• Reading passage:
If I ever wish to avoid the vortex of socially awkward ‘all my friends are married with babies and think I’m a leper’ dinner parties, I should probably try to expand my options.

So what ingredients does one require for a relationship?


I like to think I’m not a hopelessly shallow human. But let’s face it, if a guy looks like he’s consumed Dumbo’s mum for Sunday lunch, the sexual attraction will be limited. (As will his ability to chuck me around a pair of Indian cotton bed sheets with grace and ease. Wheezing, excessive sweating and shouting ‘Christ! I think I’m having an aneurism” kills all bonakabilty vibes.)

The looks ‘type’, which so many people ardently stick to, has always struck me as a fairly pointless exercise. I do enjoy a nice pair of arms and the kind of eyes that reduce you to something resembling that sad little pile of leftover cabbage your mum insists on keeping in the fridge, but other than that I’m negotiable. Bald men can be somewhat alluring, a slightly doughy paunch can be cute and I’m pretty au fait with any variations on natural body hair. Though a Chewbacca-esque appearance may take a little getting used to, it’s infinitely preferable to a man who shaves his chest like a genitalia bereft Ken doll. (Although I do draw a line at excessively hairy backs. If I have to take hot wax to my foo on a monthly basis, you can sort that shiz out.)

• Task brief:
Please mark each statement yes or no according to whether it agrees with the passage on dating above, and quote the words of the passage that decide it. 1. The writer considers sticking to a looks "type" a pointless exercise. 2. The writer finds bald men unattractive. 3. The writer would rather have a man who shaves his chest than one with a very hairy appearance.

• Material supplied:

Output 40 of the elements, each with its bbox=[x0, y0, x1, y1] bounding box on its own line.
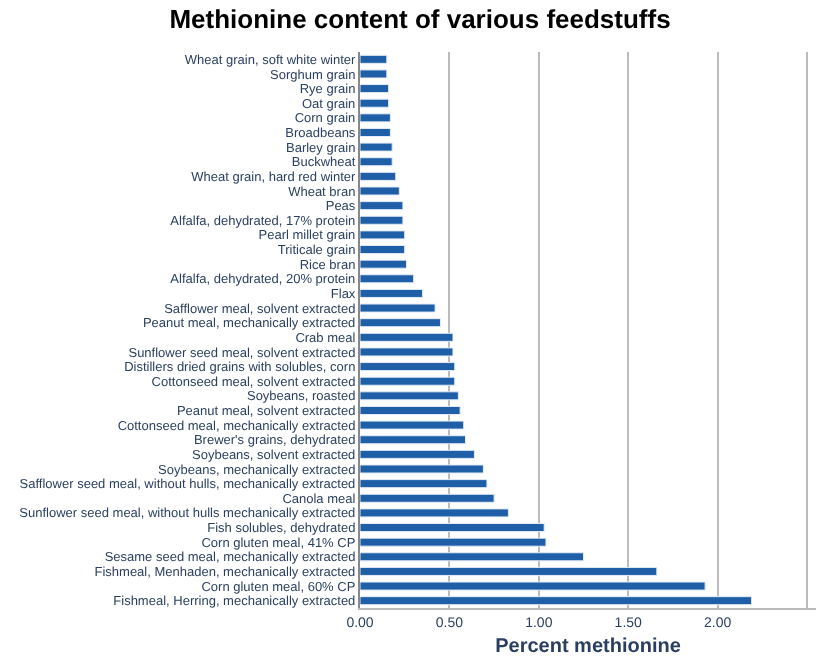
bar bbox=[360, 84, 390, 94]
bar bbox=[360, 230, 406, 240]
bar bbox=[360, 391, 459, 401]
bar bbox=[360, 537, 547, 547]
bar bbox=[360, 113, 391, 123]
bar bbox=[360, 405, 461, 415]
bar bbox=[360, 420, 465, 430]
bar bbox=[360, 98, 390, 108]
bar bbox=[360, 215, 404, 225]
bar bbox=[360, 259, 407, 269]
bar bbox=[360, 274, 415, 284]
bar bbox=[360, 288, 424, 298]
bar bbox=[360, 142, 393, 152]
bar bbox=[360, 69, 388, 79]
x-axis-title: Percent methionine bbox=[495, 635, 682, 658]
bar bbox=[360, 376, 456, 386]
chart-title: Methionine content of various feedstuffs bbox=[169, 4, 671, 35]
bar bbox=[360, 347, 454, 357]
bar bbox=[360, 435, 466, 445]
bar bbox=[360, 449, 475, 459]
bar bbox=[360, 245, 406, 255]
bar bbox=[360, 362, 456, 372]
bar bbox=[360, 508, 509, 518]
bar bbox=[360, 171, 397, 181]
bar bbox=[360, 566, 658, 576]
bar bbox=[360, 493, 495, 503]
bar bbox=[360, 596, 753, 606]
bar bbox=[360, 464, 484, 474]
bar bbox=[360, 318, 441, 328]
bar bbox=[360, 523, 545, 533]
bar bbox=[360, 186, 400, 196]
bar bbox=[360, 332, 454, 342]
bar bbox=[360, 54, 388, 64]
bar bbox=[360, 479, 488, 489]
bar bbox=[360, 581, 706, 591]
bar bbox=[360, 303, 436, 313]
bar bbox=[360, 127, 391, 137]
bar bbox=[360, 552, 585, 562]
bar bbox=[360, 157, 393, 167]
bar bbox=[360, 201, 404, 211]
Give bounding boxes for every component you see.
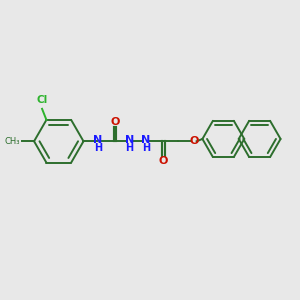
Text: O: O	[159, 156, 168, 166]
Text: H: H	[94, 143, 102, 153]
Text: N: N	[124, 135, 134, 145]
Text: O: O	[110, 117, 120, 127]
Text: Cl: Cl	[36, 95, 48, 105]
Text: H: H	[142, 143, 150, 153]
Text: N: N	[141, 135, 150, 145]
Text: CH₃: CH₃	[5, 137, 20, 146]
Text: O: O	[190, 136, 199, 146]
Text: H: H	[125, 143, 133, 153]
Text: N: N	[93, 135, 103, 145]
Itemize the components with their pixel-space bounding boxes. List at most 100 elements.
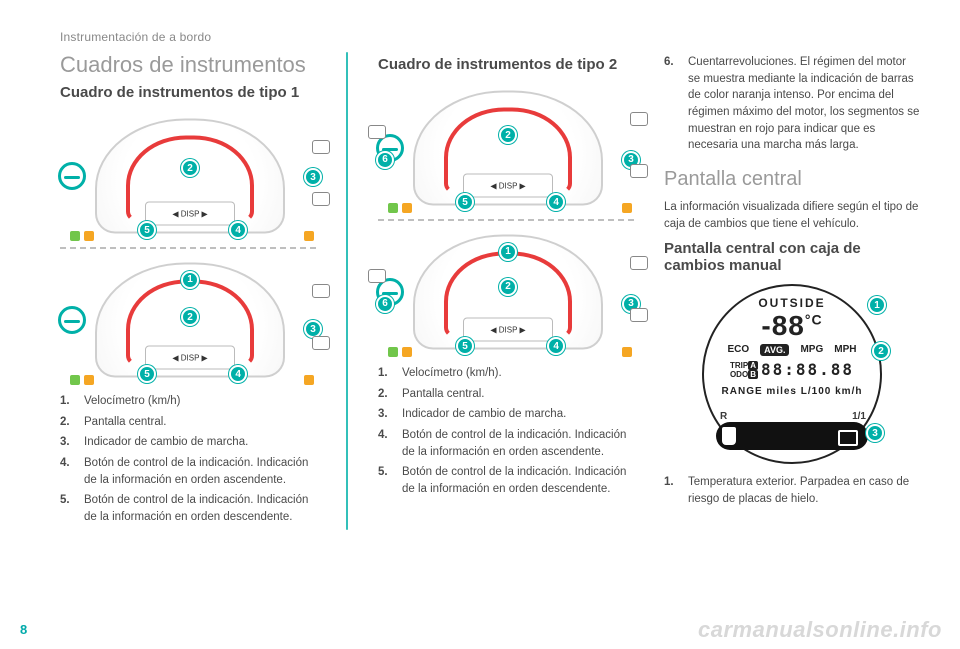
list-number: 4. <box>60 455 74 488</box>
callout-badge: 2 <box>181 159 199 177</box>
instrument-cluster-type1-top: ◀ DISP ▶ 2 3 5 4 <box>60 111 320 241</box>
list-number: 1. <box>378 365 392 382</box>
list-text: Indicador de cambio de marcha. <box>84 434 316 451</box>
callout-badge: 3 <box>304 168 322 186</box>
list-number: 6. <box>664 54 678 154</box>
list-item: 2.Pantalla central. <box>60 414 316 431</box>
list-text: Velocímetro (km/h) <box>84 393 316 410</box>
label-eco: ECO <box>727 344 749 356</box>
list-item: 3. Indicador de cambio de marcha. <box>378 406 634 423</box>
list-text: Pantalla central. <box>402 386 634 403</box>
list-text: Cuentarrevoluciones. El régimen del moto… <box>688 54 920 154</box>
three-column-layout: Cuadros de instrumentos Cuadro de instru… <box>60 52 920 530</box>
legend-list-type2: 1.Velocímetro (km/h). 2.Pantalla central… <box>378 365 634 498</box>
callout-badge: 1 <box>181 271 199 289</box>
callout-badge: 1 <box>868 296 886 314</box>
list-text: Pantalla central. <box>84 414 316 431</box>
side-indicator-icon <box>312 192 330 206</box>
warning-lamp-icon <box>84 375 94 385</box>
callout-badge: 5 <box>138 221 156 239</box>
callout-badge: 6 <box>376 295 394 313</box>
callout-badge: 4 <box>547 193 565 211</box>
list-number: 5. <box>378 464 392 497</box>
section-body-central: La información visualizada difiere según… <box>664 199 920 232</box>
side-indicator-icon <box>368 269 386 283</box>
list-text: Indicador de cambio de marcha. <box>402 406 634 423</box>
segment-digits: 88:88.88 <box>761 360 854 379</box>
steering-wheel-icon <box>58 306 86 334</box>
list-item: 5. Botón de control de la indicación. Ind… <box>378 464 634 497</box>
callout-badge: 3 <box>866 424 884 442</box>
side-indicator-icon <box>630 308 648 322</box>
callout-badge: 2 <box>499 278 517 296</box>
list-text: Temperatura exterior. Parpadea en caso d… <box>688 474 920 507</box>
callout-badge: 1 <box>499 243 517 261</box>
label-trip: TRIP <box>730 361 748 370</box>
list-number: 1. <box>664 474 678 507</box>
warning-lamp-icon <box>402 203 412 213</box>
subtitle-type1: Cuadro de instrumentos de tipo 1 <box>60 84 316 101</box>
side-indicator-icon <box>630 256 648 270</box>
temp-digits: -88 <box>761 310 804 341</box>
warning-lamp-icon <box>402 347 412 357</box>
side-indicator-icon <box>312 284 330 298</box>
side-indicator-icon <box>312 140 330 154</box>
temp-unit: °C <box>805 312 823 328</box>
temp-value: -88°C <box>704 310 880 342</box>
side-indicator-icon <box>312 336 330 350</box>
list-number: 4. <box>378 427 392 460</box>
list-number: 3. <box>60 434 74 451</box>
steering-wheel-icon <box>58 162 86 190</box>
list-item: 4.Botón de control de la indicación. Ind… <box>60 455 316 488</box>
list-number: 5. <box>60 492 74 525</box>
list-number: 3. <box>378 406 392 423</box>
eco-row: ECO AVG. MPG MPH <box>704 344 880 356</box>
callout-badge: 5 <box>456 193 474 211</box>
fuel-full-label: 1/1 <box>852 411 866 422</box>
column-3: 6.Cuentarrevoluciones. El régimen del mo… <box>664 52 920 530</box>
warning-lamp-icon <box>304 375 314 385</box>
list-item: 1. Velocímetro (km/h) <box>60 393 316 410</box>
list-number: 2. <box>378 386 392 403</box>
side-indicator-icon <box>630 164 648 178</box>
warning-lamp-icon <box>84 231 94 241</box>
list-text: Botón de control de la indicación. Indic… <box>402 464 634 497</box>
label-range: RANGE miles L/100 km/h <box>704 386 880 397</box>
fuel-reserve-label: R <box>720 411 727 422</box>
legend-list-tacho: 6.Cuentarrevoluciones. El régimen del mo… <box>664 54 920 154</box>
list-item: 1. Temperatura exterior. Parpadea en caso… <box>664 474 920 507</box>
disp-label: ◀ DISP ▶ <box>463 174 553 198</box>
central-display-figure: OUTSIDE -88°C ECO AVG. MPG MPH TRIPA ODO… <box>702 284 882 464</box>
list-number: 1. <box>60 393 74 410</box>
divider-dashed <box>60 247 316 249</box>
warning-lamp-icon <box>304 231 314 241</box>
subtitle-manual: Pantalla central con caja de cambios man… <box>664 240 920 274</box>
warning-lamp-icon <box>388 203 398 213</box>
section-header: Instrumentación de a bordo <box>60 30 920 44</box>
warning-lamp-icon <box>70 375 80 385</box>
callout-badge: 2 <box>499 126 517 144</box>
side-indicator-icon <box>630 112 648 126</box>
fuel-gauge-bar <box>716 422 868 450</box>
trip-odo-labels: TRIPA ODOB <box>730 361 758 379</box>
callout-badge: 5 <box>138 365 156 383</box>
instrument-cluster-type2-top: ◀ DISP ▶ 2 6 3 5 4 <box>378 83 638 213</box>
label-mph: MPH <box>834 344 856 356</box>
list-text: Botón de control de la indicación. Indic… <box>402 427 634 460</box>
legend-list-type1: 1. Velocímetro (km/h) 2.Pantalla central.… <box>60 393 316 526</box>
list-item: 4. Botón de control de la indicación. Ind… <box>378 427 634 460</box>
subtitle-type2: Cuadro de instrumentos de tipo 2 <box>378 56 634 73</box>
warning-lamp-icon <box>622 347 632 357</box>
legend-list-central: 1. Temperatura exterior. Parpadea en caso… <box>664 474 920 507</box>
list-text: Botón de control de la indicación. Indic… <box>84 492 316 525</box>
watermark: carmanualsonline.info <box>698 617 942 643</box>
trip-odo-row: TRIPA ODOB 88:88.88 <box>704 360 880 379</box>
divider-dashed <box>378 219 634 221</box>
column-2: Cuadro de instrumentos de tipo 2 ◀ DISP … <box>378 52 634 530</box>
list-item: 6.Cuentarrevoluciones. El régimen del mo… <box>664 54 920 154</box>
warning-lamp-icon <box>388 347 398 357</box>
label-outside: OUTSIDE <box>704 296 880 310</box>
callout-badge: 2 <box>181 308 199 326</box>
warning-lamp-icon <box>70 231 80 241</box>
list-item: 3. Indicador de cambio de marcha. <box>60 434 316 451</box>
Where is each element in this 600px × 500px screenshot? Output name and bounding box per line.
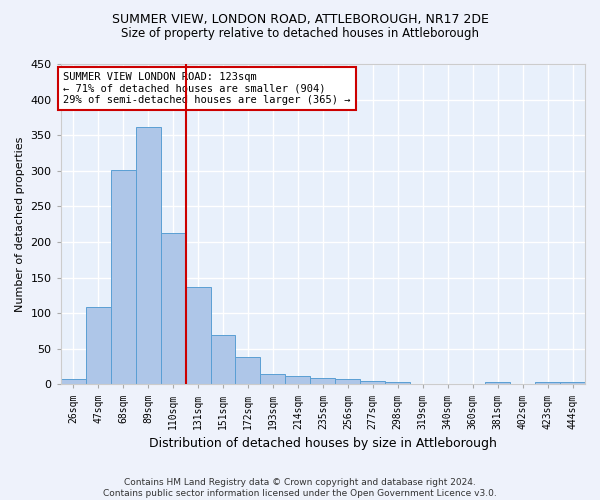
Bar: [61, 378, 86, 384]
Bar: [385, 382, 410, 384]
Bar: [310, 378, 335, 384]
Bar: [535, 382, 560, 384]
Bar: [86, 308, 110, 384]
Bar: [361, 381, 385, 384]
Bar: [335, 380, 361, 384]
Bar: [211, 334, 235, 384]
Bar: [560, 382, 585, 384]
Text: Size of property relative to detached houses in Attleborough: Size of property relative to detached ho…: [121, 28, 479, 40]
Text: Contains HM Land Registry data © Crown copyright and database right 2024.
Contai: Contains HM Land Registry data © Crown c…: [103, 478, 497, 498]
Bar: [260, 374, 286, 384]
Y-axis label: Number of detached properties: Number of detached properties: [15, 136, 25, 312]
X-axis label: Distribution of detached houses by size in Attleborough: Distribution of detached houses by size …: [149, 437, 497, 450]
Bar: [286, 376, 310, 384]
Bar: [185, 287, 211, 384]
Bar: [110, 170, 136, 384]
Bar: [136, 126, 161, 384]
Bar: [485, 382, 510, 384]
Bar: [161, 234, 185, 384]
Text: SUMMER VIEW LONDON ROAD: 123sqm
← 71% of detached houses are smaller (904)
29% o: SUMMER VIEW LONDON ROAD: 123sqm ← 71% of…: [64, 72, 351, 105]
Bar: [235, 356, 260, 384]
Text: SUMMER VIEW, LONDON ROAD, ATTLEBOROUGH, NR17 2DE: SUMMER VIEW, LONDON ROAD, ATTLEBOROUGH, …: [112, 12, 488, 26]
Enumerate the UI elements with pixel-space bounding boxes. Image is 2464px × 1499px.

• Answer to this exercise:
1. Yes: "The looks ‘type’, which so many people ardently stick to, has always struck me as a fairly pointless exercise."
2. No: "Bald men can be somewhat alluring"
3. No: "Though a Chewbacca-esque appearance may take a little getting used to, it’s infinitely preferable to a man who shaves his chest like a genitalia bereft Ken doll."